◆ EXERCISE ◆
Work out how many lines in the entries contain the string "Default", and give nothing but that number.

◆ RECORDS SUPPLIED ◆

______

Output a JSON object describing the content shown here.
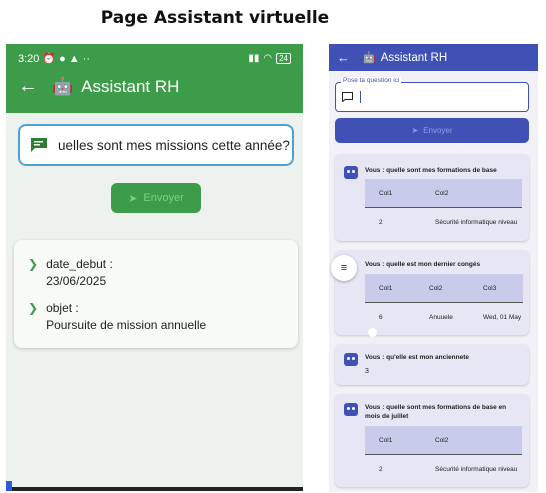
{
  "page_title": "Page Assistant virtuelle",
  "left_phone": {
    "status_time": "3:20",
    "status_battery": "24",
    "app_title": "Assistant RH",
    "input_value": "uelles sont mes missions cette année?",
    "send_label": "Envoyer",
    "result": {
      "field1_label": "date_debut :",
      "field1_value": "23/06/2025",
      "field2_label": "objet :",
      "field2_value": "Poursuite de mission annuelle"
    },
    "colors": {
      "header": "#3d9c49",
      "input_border": "#4aa3d4"
    }
  },
  "right_phone": {
    "app_title": "Assistant RH",
    "input_label": "Pose ta question ici",
    "input_value": "",
    "send_label": "Envoyer",
    "cards": [
      {
        "question": "Vous : quelle sont mes formations de base",
        "headers": [
          "Col1",
          "Col2"
        ],
        "row": [
          "2",
          "Sécurité informatique niveau"
        ]
      },
      {
        "question": "Vous : quelle est mon dernier congés",
        "headers": [
          "Col1",
          "Col2",
          "Col3"
        ],
        "row": [
          "6",
          "Anuuele",
          "Wed, 01 May"
        ]
      },
      {
        "question": "Vous : qu'elle est mon anciennete",
        "answer": "3"
      },
      {
        "question": "Vous : quelle sont mes formations de base en mois de juillet",
        "headers": [
          "Col1",
          "Col2"
        ],
        "row": [
          "2",
          "Sécurité informatique niveau"
        ]
      }
    ],
    "colors": {
      "header": "#3f51b5",
      "card": "#e6e6f5",
      "table_header": "#c9cbea"
    }
  }
}
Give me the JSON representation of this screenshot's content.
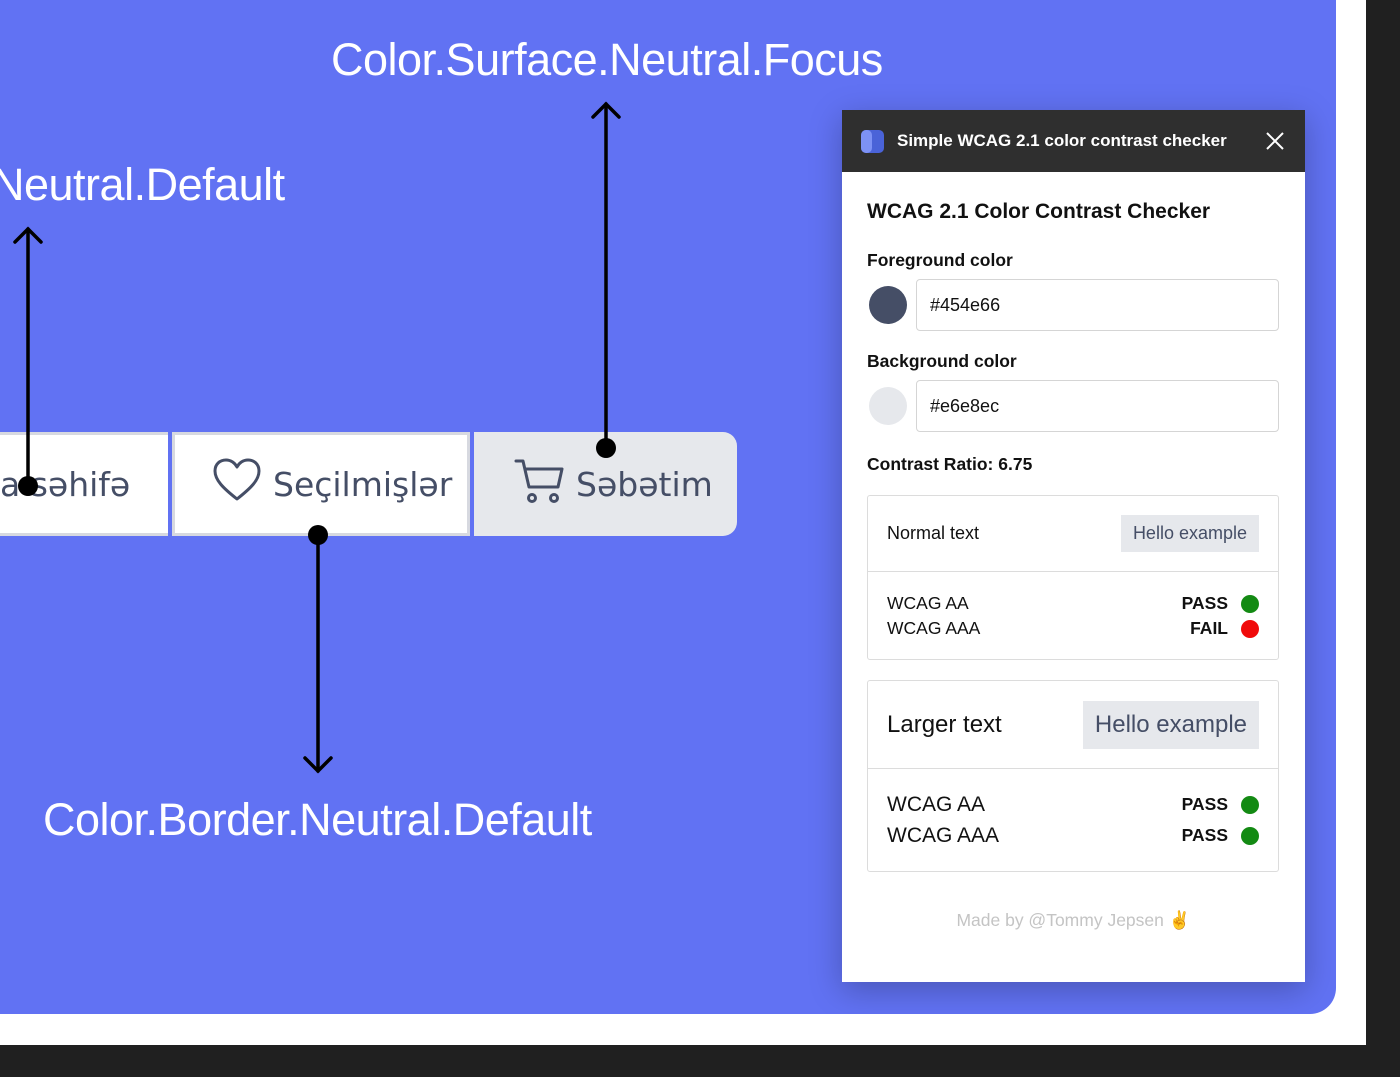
{
  "colors": {
    "canvas": "#6172f3",
    "foreground": "#454e66",
    "background": "#e6e8ec",
    "pass": "#138a13",
    "fail": "#f00a0a"
  },
  "annotations": {
    "focus": "Color.Surface.Neutral.Focus",
    "default": "Neutral.Default",
    "border": "Color.Border.Neutral.Default"
  },
  "nav": {
    "home_label": "a səhifə",
    "favorites_label": "Seçilmişlər",
    "cart_label": "Səbətim",
    "favorites_icon": "heart-icon",
    "cart_icon": "cart-icon"
  },
  "popup": {
    "title": "Simple WCAG 2.1 color contrast checker",
    "heading": "WCAG 2.1 Color Contrast Checker",
    "foreground_label": "Foreground color",
    "foreground_value": "#454e66",
    "background_label": "Background color",
    "background_value": "#e6e8ec",
    "contrast_ratio": "Contrast Ratio: 6.75",
    "normal": {
      "label": "Normal text",
      "example": "Hello example",
      "aa_label": "WCAG AA",
      "aa_result": "PASS",
      "aaa_label": "WCAG AAA",
      "aaa_result": "FAIL"
    },
    "large": {
      "label": "Larger text",
      "example": "Hello example",
      "aa_label": "WCAG AA",
      "aa_result": "PASS",
      "aaa_label": "WCAG AAA",
      "aaa_result": "PASS"
    },
    "footer": "Made by @Tommy Jepsen ✌️"
  }
}
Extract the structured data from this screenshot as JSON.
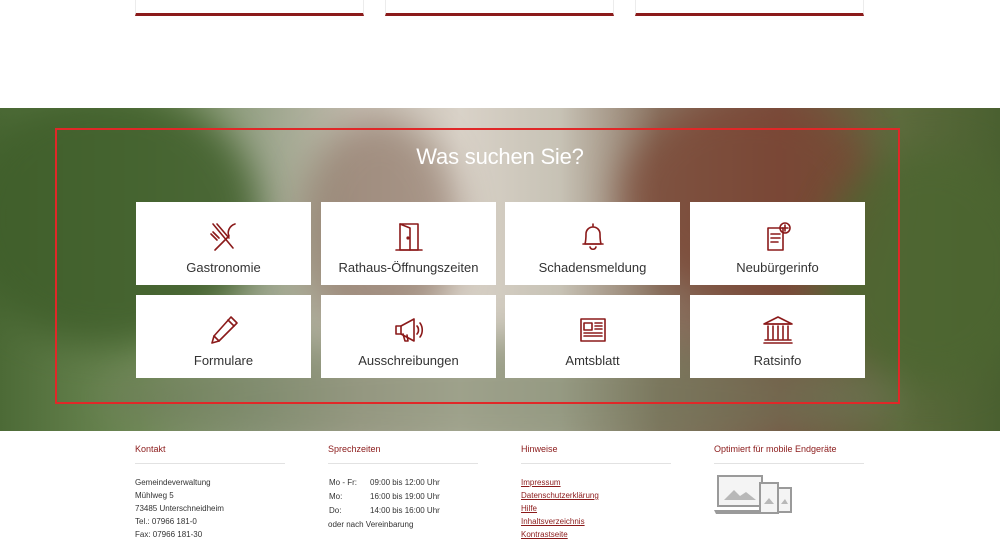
{
  "hero": {
    "title": "Was suchen Sie?",
    "tiles": [
      {
        "label": "Gastronomie",
        "icon": "cutlery-icon"
      },
      {
        "label": "Rathaus-Öffnungszeiten",
        "icon": "door-icon"
      },
      {
        "label": "Schadensmeldung",
        "icon": "bell-icon"
      },
      {
        "label": "Neubürgerinfo",
        "icon": "document-plus-icon"
      },
      {
        "label": "Formulare",
        "icon": "pencil-icon"
      },
      {
        "label": "Ausschreibungen",
        "icon": "megaphone-icon"
      },
      {
        "label": "Amtsblatt",
        "icon": "newspaper-icon"
      },
      {
        "label": "Ratsinfo",
        "icon": "townhall-icon"
      }
    ]
  },
  "footer": {
    "contact": {
      "heading": "Kontakt",
      "lines": [
        "Gemeindeverwaltung",
        "Mühlweg 5",
        "73485 Unterschneidheim",
        "Tel.: 07966 181-0",
        "Fax: 07966 181-30"
      ]
    },
    "hours": {
      "heading": "Sprechzeiten",
      "rows": [
        {
          "day": "Mo - Fr:",
          "time": "09:00 bis 12:00 Uhr"
        },
        {
          "day": "Mo:",
          "time": "16:00 bis 19:00 Uhr"
        },
        {
          "day": "Do:",
          "time": "14:00 bis 16:00 Uhr"
        }
      ],
      "note": "oder nach Vereinbarung"
    },
    "hints": {
      "heading": "Hinweise",
      "links": [
        "Impressum",
        "Datenschutzerklärung",
        "Hilfe",
        "Inhaltsverzeichnis",
        "Kontrastseite"
      ]
    },
    "mobile": {
      "heading": "Optimiert für mobile Endgeräte",
      "icon": "devices-icon"
    }
  },
  "colors": {
    "accent": "#8b1a1a",
    "frame": "#e02828"
  }
}
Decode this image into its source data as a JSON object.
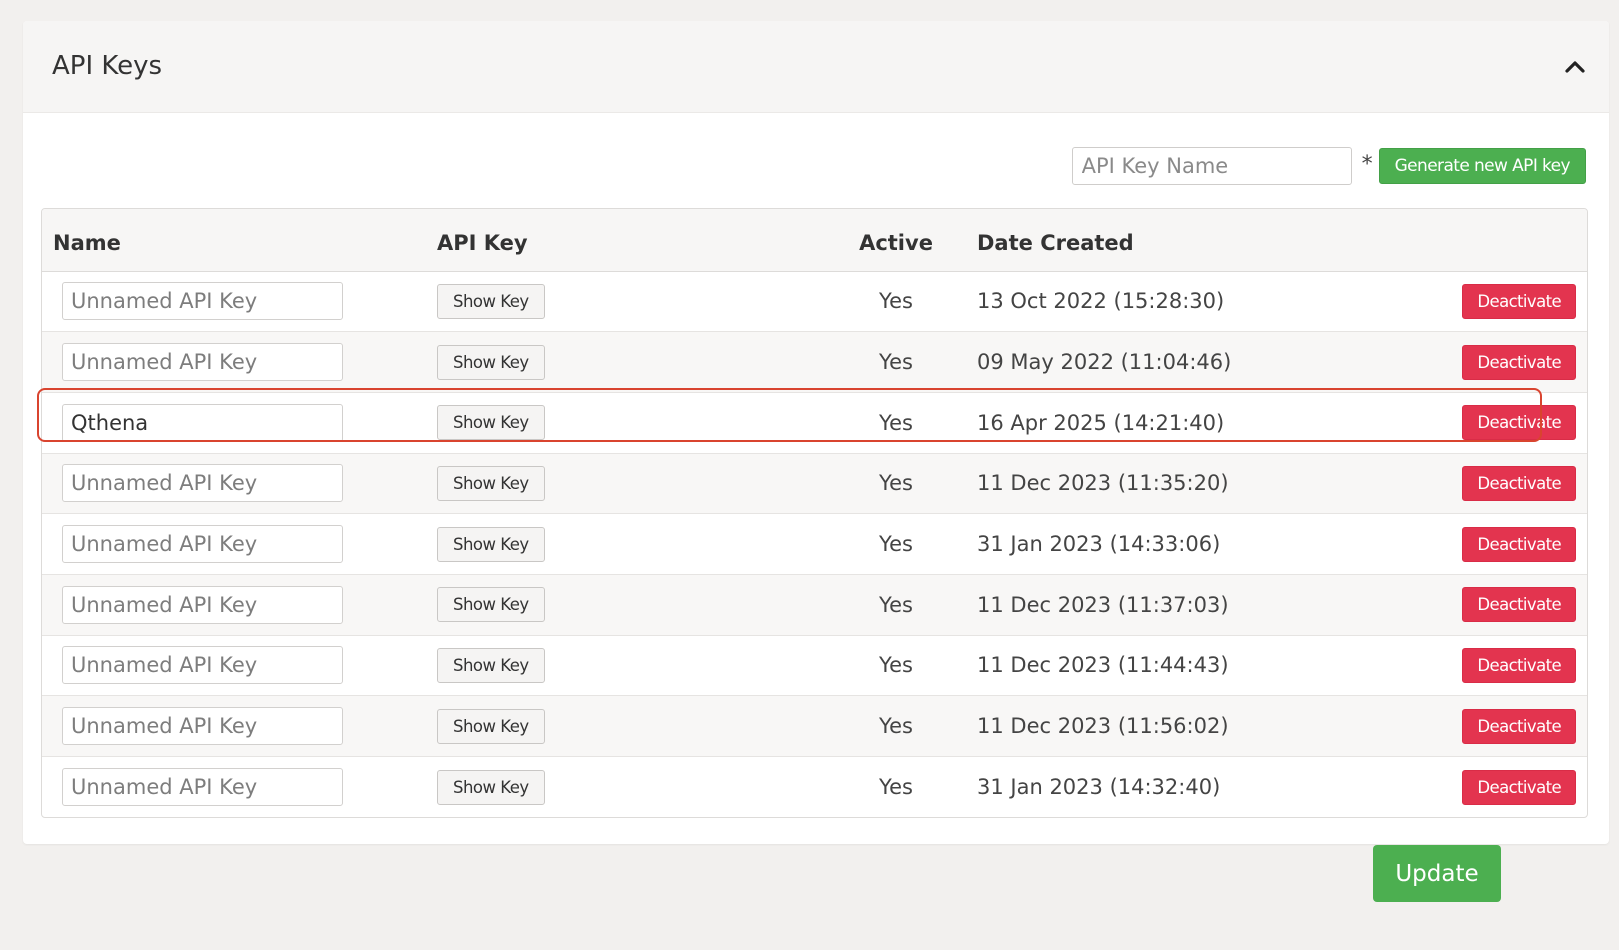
{
  "panel": {
    "title": "API Keys",
    "collapse_icon": "chevron-up-icon"
  },
  "toolbar": {
    "name_placeholder": "API Key Name",
    "required_mark": "*",
    "generate_label": "Generate new API key"
  },
  "table": {
    "headers": {
      "name": "Name",
      "api_key": "API Key",
      "active": "Active",
      "date_created": "Date Created"
    },
    "rows": [
      {
        "name_value": "",
        "name_placeholder": "Unnamed API Key",
        "show_label": "Show Key",
        "active": "Yes",
        "date": "13 Oct 2022 (15:28:30)",
        "action_label": "Deactivate"
      },
      {
        "name_value": "",
        "name_placeholder": "Unnamed API Key",
        "show_label": "Show Key",
        "active": "Yes",
        "date": "09 May 2022 (11:04:46)",
        "action_label": "Deactivate"
      },
      {
        "name_value": "Qthena",
        "name_placeholder": "Unnamed API Key",
        "show_label": "Show Key",
        "active": "Yes",
        "date": "16 Apr 2025 (14:21:40)",
        "action_label": "Deactivate",
        "highlighted": true
      },
      {
        "name_value": "",
        "name_placeholder": "Unnamed API Key",
        "show_label": "Show Key",
        "active": "Yes",
        "date": "11 Dec 2023 (11:35:20)",
        "action_label": "Deactivate"
      },
      {
        "name_value": "",
        "name_placeholder": "Unnamed API Key",
        "show_label": "Show Key",
        "active": "Yes",
        "date": "31 Jan 2023 (14:33:06)",
        "action_label": "Deactivate"
      },
      {
        "name_value": "",
        "name_placeholder": "Unnamed API Key",
        "show_label": "Show Key",
        "active": "Yes",
        "date": "11 Dec 2023 (11:37:03)",
        "action_label": "Deactivate"
      },
      {
        "name_value": "",
        "name_placeholder": "Unnamed API Key",
        "show_label": "Show Key",
        "active": "Yes",
        "date": "11 Dec 2023 (11:44:43)",
        "action_label": "Deactivate"
      },
      {
        "name_value": "",
        "name_placeholder": "Unnamed API Key",
        "show_label": "Show Key",
        "active": "Yes",
        "date": "11 Dec 2023 (11:56:02)",
        "action_label": "Deactivate"
      },
      {
        "name_value": "",
        "name_placeholder": "Unnamed API Key",
        "show_label": "Show Key",
        "active": "Yes",
        "date": "31 Jan 2023 (14:32:40)",
        "action_label": "Deactivate"
      }
    ]
  },
  "footer": {
    "update_label": "Update"
  },
  "colors": {
    "primary_green": "#4caf50",
    "danger_red": "#e3344f",
    "highlight_outline": "#d9442f"
  }
}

______

◆ RESPONSE FOR THIS EXERCISE ◆
2